Stored records:
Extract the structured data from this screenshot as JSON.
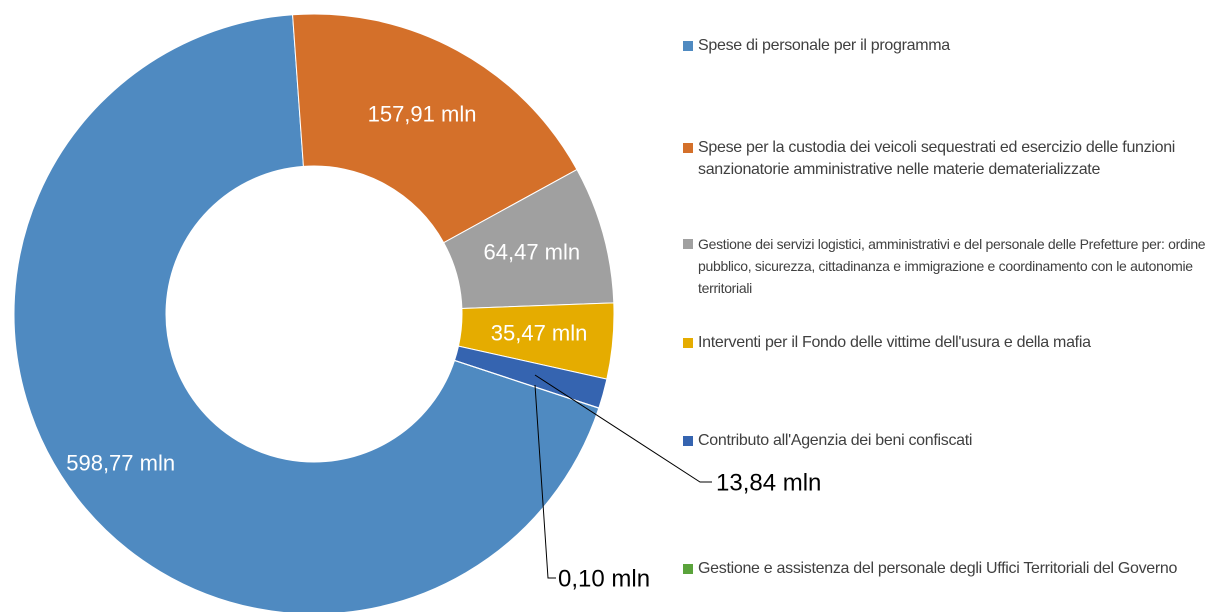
{
  "chart_data": {
    "type": "donut",
    "categories": [
      "Spese di personale per il programma",
      "Spese per la custodia dei veicoli sequestrati ed esercizio delle funzioni sanzionatorie amministrative nelle materie dematerializzate",
      "Gestione dei servizi logistici, amministrativi e del personale delle Prefetture per: ordine pubblico, sicurezza, cittadinanza e immigrazione e coordinamento con le autonomie territoriali",
      "Interventi per il Fondo delle vittime dell'usura e della mafia",
      "Contributo all'Agenzia dei beni confiscati",
      "Gestione e assistenza del personale degli Uffici Territoriali del Governo"
    ],
    "values": [
      598.77,
      157.91,
      64.47,
      35.47,
      13.84,
      0.1
    ],
    "value_labels": [
      "598,77 mln",
      "157,91 mln",
      "64,47 mln",
      "35,47 mln",
      "13,84 mln",
      "0,10 mln"
    ],
    "colors": [
      "#4f8ac1",
      "#d4702a",
      "#a0a0a0",
      "#e5ac00",
      "#3564b0",
      "#5aa33b"
    ]
  }
}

--- Challenge ---
Strip the images and reproduce the remaining records precisely.

--- Finished task ---
Extract the structured data from this screenshot as JSON.
{
  "chart_data": {
    "type": "donut",
    "categories": [
      "Spese di personale per il programma",
      "Spese per la custodia dei veicoli sequestrati ed esercizio delle funzioni sanzionatorie amministrative nelle materie dematerializzate",
      "Gestione dei servizi logistici, amministrativi e del personale delle Prefetture per: ordine pubblico, sicurezza, cittadinanza e immigrazione e coordinamento con le autonomie territoriali",
      "Interventi per il Fondo delle vittime dell'usura e della mafia",
      "Contributo all'Agenzia dei beni confiscati",
      "Gestione e assistenza del personale degli Uffici Territoriali del Governo"
    ],
    "values": [
      598.77,
      157.91,
      64.47,
      35.47,
      13.84,
      0.1
    ],
    "value_labels": [
      "598,77 mln",
      "157,91 mln",
      "64,47 mln",
      "35,47 mln",
      "13,84 mln",
      "0,10 mln"
    ],
    "colors": [
      "#4f8ac1",
      "#d4702a",
      "#a0a0a0",
      "#e5ac00",
      "#3564b0",
      "#5aa33b"
    ]
  }
}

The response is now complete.